Dataset records:
==*==

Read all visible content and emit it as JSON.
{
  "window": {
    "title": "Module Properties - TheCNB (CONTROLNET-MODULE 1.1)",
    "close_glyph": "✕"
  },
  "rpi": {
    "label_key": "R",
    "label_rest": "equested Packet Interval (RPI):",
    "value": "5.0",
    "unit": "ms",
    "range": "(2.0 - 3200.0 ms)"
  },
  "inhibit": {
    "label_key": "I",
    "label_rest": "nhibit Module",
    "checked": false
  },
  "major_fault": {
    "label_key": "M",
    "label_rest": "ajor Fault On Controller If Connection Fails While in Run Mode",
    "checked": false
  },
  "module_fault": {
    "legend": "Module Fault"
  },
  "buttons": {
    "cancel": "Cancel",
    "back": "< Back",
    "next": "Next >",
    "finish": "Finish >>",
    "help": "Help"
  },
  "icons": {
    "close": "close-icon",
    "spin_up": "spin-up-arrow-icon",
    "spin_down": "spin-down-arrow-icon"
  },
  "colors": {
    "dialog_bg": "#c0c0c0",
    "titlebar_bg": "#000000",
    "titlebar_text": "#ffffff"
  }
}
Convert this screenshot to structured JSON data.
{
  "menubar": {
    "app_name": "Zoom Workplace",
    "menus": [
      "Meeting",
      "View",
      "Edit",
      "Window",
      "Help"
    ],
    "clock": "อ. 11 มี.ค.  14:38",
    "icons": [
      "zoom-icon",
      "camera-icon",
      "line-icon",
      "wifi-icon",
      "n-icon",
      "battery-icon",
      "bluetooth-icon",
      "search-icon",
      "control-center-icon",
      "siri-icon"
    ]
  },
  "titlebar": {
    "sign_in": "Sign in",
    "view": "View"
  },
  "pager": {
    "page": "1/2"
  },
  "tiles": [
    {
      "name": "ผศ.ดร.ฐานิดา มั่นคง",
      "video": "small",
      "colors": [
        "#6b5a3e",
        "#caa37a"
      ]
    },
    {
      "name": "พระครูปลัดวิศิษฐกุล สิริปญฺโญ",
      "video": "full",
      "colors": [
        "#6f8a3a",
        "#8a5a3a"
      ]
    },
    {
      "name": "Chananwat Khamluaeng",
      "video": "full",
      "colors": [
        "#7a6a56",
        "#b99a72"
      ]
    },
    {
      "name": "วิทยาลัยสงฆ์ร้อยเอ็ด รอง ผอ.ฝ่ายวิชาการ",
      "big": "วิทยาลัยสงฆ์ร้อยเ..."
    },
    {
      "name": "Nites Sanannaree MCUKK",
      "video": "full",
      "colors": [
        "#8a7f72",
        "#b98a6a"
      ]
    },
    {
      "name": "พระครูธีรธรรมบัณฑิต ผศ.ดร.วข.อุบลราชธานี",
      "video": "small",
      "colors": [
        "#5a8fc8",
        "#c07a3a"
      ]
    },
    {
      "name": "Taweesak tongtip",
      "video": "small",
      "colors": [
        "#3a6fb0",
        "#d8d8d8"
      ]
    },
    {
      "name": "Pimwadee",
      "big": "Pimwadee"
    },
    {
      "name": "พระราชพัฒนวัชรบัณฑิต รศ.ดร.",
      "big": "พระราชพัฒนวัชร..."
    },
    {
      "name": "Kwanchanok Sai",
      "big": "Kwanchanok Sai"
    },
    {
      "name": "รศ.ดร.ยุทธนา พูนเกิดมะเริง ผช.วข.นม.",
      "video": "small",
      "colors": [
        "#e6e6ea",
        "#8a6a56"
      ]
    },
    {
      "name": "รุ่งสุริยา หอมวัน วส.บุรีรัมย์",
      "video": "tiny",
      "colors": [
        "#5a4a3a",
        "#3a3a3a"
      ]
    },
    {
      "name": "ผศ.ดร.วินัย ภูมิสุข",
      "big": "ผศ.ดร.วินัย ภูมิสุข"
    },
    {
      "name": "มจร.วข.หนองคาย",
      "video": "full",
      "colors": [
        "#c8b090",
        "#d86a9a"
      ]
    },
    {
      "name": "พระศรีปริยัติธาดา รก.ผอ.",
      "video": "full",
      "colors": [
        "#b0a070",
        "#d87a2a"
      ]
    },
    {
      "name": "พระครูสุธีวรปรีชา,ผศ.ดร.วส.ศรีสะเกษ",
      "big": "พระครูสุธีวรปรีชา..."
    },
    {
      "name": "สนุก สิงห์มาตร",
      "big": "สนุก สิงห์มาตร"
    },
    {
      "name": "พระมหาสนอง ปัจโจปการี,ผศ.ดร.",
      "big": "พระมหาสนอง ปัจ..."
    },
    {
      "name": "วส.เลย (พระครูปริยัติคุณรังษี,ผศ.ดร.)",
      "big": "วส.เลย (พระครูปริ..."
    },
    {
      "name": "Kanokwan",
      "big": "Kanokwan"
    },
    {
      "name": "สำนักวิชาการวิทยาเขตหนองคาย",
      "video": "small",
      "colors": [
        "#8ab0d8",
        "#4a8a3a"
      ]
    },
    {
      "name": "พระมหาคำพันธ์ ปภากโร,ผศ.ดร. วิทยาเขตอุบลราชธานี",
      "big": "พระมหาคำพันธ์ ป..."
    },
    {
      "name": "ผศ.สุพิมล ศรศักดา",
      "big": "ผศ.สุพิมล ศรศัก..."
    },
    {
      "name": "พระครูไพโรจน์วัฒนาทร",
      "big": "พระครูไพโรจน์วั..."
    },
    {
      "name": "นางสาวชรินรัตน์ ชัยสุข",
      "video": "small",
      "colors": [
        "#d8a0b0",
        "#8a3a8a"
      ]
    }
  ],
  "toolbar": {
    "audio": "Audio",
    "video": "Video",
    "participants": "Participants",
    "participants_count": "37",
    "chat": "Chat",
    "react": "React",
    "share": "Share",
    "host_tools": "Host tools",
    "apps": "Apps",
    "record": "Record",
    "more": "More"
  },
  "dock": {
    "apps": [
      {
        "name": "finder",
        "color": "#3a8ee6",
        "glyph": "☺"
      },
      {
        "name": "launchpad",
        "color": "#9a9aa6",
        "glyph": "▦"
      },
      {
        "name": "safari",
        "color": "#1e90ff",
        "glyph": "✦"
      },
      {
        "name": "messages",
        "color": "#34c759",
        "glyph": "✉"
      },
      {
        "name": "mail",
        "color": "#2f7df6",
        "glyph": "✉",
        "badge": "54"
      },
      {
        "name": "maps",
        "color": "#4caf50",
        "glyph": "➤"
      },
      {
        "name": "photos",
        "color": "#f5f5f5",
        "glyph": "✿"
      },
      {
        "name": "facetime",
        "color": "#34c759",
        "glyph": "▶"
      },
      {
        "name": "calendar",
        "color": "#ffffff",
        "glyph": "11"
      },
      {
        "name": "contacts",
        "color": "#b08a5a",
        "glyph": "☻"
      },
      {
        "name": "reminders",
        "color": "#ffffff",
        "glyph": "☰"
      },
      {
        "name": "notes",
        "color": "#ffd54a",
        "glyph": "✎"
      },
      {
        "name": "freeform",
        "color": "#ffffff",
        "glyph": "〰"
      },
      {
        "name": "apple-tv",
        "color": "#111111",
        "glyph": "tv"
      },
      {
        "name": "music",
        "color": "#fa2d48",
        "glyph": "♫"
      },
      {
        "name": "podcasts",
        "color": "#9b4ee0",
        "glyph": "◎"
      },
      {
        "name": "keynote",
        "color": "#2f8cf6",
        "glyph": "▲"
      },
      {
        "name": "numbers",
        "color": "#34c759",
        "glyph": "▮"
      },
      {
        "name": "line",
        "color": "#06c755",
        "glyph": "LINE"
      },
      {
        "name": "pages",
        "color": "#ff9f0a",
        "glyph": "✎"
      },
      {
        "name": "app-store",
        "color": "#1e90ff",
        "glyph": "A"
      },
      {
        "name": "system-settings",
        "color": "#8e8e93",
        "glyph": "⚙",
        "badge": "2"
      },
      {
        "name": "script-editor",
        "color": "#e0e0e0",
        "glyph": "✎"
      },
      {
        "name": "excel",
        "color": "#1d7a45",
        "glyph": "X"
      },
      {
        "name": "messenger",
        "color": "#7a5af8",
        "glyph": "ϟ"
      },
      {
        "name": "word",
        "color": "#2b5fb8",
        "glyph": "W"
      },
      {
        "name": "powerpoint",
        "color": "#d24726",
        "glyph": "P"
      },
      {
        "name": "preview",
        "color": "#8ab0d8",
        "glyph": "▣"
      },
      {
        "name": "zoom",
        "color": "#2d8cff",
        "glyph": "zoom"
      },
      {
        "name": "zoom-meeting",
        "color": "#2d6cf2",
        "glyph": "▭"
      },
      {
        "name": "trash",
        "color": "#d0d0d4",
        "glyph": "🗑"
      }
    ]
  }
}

==*==

Your instructions
State the number of lines holding the word "วรปร" in the listing. Add nothing else.

Exercise solution
2